# WRITTEN TASK
Collect every line that includes the string "screenshot".

Data extracted from a collection
## begin

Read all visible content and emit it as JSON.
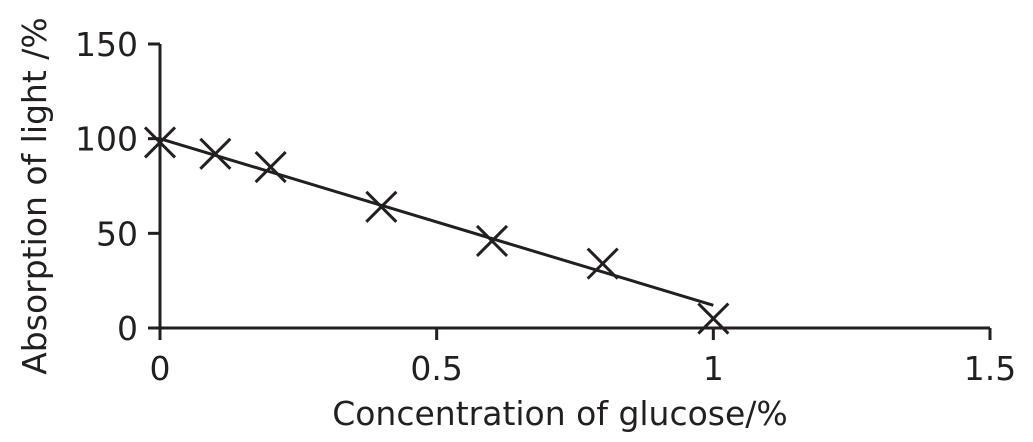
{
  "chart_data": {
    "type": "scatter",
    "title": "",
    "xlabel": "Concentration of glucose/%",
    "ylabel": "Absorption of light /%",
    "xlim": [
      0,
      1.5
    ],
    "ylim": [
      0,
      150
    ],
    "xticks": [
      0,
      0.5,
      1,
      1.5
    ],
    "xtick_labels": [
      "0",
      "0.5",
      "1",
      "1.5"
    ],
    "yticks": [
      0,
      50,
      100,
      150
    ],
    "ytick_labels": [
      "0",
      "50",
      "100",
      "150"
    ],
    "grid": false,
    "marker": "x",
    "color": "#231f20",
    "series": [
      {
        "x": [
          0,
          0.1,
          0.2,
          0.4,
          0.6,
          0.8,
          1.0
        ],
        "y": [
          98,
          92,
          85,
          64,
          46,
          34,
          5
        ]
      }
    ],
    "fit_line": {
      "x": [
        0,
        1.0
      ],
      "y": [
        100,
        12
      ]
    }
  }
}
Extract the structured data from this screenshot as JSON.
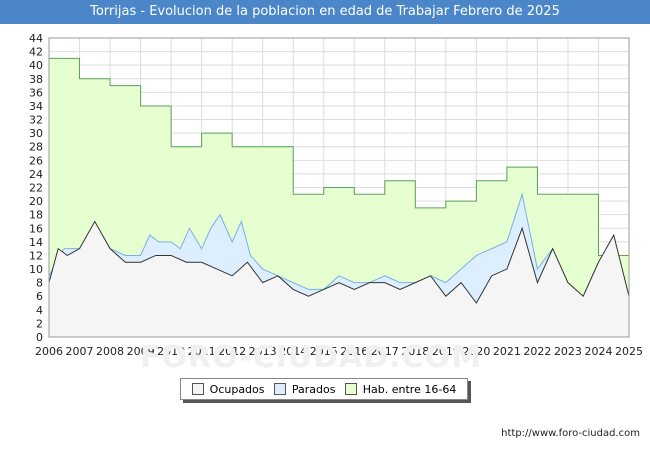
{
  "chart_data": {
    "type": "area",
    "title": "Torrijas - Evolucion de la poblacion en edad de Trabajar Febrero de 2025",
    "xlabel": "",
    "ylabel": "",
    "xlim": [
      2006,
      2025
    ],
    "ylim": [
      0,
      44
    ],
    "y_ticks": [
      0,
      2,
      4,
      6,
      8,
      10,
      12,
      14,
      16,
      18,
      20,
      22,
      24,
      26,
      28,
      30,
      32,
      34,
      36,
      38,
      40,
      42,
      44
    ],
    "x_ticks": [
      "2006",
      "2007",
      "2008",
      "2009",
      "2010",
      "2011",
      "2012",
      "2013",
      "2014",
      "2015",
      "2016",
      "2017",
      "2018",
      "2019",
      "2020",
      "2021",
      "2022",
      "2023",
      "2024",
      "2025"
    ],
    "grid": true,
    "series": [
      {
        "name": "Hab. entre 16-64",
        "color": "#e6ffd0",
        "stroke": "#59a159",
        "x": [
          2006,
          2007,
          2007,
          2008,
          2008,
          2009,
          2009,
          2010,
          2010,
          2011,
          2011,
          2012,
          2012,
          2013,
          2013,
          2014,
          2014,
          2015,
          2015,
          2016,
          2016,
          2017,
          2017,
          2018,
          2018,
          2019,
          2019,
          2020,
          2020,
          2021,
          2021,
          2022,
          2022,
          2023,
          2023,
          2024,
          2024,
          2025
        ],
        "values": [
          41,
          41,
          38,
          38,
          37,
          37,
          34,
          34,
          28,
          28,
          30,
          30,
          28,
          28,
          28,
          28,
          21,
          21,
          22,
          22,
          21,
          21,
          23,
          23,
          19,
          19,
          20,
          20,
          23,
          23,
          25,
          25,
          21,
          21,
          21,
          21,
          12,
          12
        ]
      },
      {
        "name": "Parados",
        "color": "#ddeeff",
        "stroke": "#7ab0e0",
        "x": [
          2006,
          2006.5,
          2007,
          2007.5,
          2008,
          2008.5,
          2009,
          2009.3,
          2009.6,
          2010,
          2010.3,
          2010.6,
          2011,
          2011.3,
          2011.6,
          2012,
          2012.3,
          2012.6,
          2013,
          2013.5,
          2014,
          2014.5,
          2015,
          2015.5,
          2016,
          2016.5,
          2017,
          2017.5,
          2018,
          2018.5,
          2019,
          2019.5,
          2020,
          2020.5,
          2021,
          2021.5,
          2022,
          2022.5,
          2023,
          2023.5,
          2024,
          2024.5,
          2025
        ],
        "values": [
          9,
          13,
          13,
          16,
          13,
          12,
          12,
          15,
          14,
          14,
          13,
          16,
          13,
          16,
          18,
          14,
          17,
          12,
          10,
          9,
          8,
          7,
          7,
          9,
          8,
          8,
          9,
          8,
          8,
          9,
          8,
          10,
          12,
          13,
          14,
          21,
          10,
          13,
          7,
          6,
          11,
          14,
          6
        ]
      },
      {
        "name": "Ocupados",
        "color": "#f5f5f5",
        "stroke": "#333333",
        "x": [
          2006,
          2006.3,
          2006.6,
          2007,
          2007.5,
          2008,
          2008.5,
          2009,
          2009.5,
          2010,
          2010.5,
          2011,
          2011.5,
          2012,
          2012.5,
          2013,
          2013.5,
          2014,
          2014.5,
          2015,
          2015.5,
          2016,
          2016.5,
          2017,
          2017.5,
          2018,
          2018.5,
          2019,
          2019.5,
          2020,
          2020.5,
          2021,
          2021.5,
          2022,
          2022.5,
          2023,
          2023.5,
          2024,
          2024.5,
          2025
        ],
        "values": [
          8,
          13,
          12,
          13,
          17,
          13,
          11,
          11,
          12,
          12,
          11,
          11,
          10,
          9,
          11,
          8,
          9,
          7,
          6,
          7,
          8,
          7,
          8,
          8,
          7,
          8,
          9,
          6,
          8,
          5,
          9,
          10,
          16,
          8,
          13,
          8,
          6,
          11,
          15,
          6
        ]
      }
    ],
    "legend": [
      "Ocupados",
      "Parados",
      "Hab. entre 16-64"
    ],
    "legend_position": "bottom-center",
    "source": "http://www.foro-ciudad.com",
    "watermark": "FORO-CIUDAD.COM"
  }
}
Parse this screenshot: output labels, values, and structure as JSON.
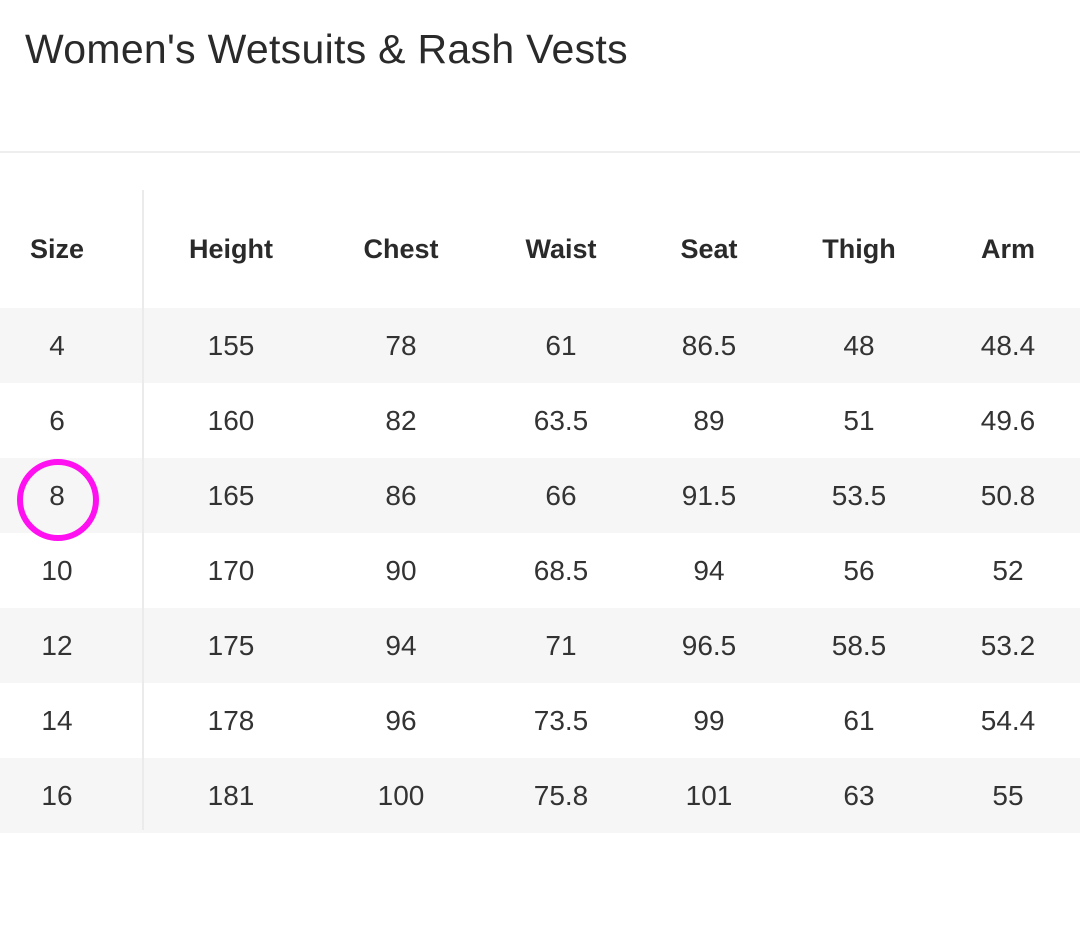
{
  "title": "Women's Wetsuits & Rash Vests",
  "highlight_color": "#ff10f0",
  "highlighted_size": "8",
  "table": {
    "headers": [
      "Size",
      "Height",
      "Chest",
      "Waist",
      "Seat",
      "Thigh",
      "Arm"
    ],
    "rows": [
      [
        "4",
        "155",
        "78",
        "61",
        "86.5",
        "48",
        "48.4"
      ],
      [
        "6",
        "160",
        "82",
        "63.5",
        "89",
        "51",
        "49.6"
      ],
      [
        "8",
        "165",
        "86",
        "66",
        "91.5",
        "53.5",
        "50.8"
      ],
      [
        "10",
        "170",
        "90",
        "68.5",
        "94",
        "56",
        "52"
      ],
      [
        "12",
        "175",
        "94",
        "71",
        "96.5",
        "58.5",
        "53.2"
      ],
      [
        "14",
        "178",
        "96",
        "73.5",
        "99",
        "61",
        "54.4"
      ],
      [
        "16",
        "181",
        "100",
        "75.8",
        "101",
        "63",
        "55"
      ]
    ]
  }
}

## end

# SOLUTION FOR THIS TASK
Extract the structured data from this screenshot as JSON.
Parse this screenshot: output labels, values, and structure as JSON.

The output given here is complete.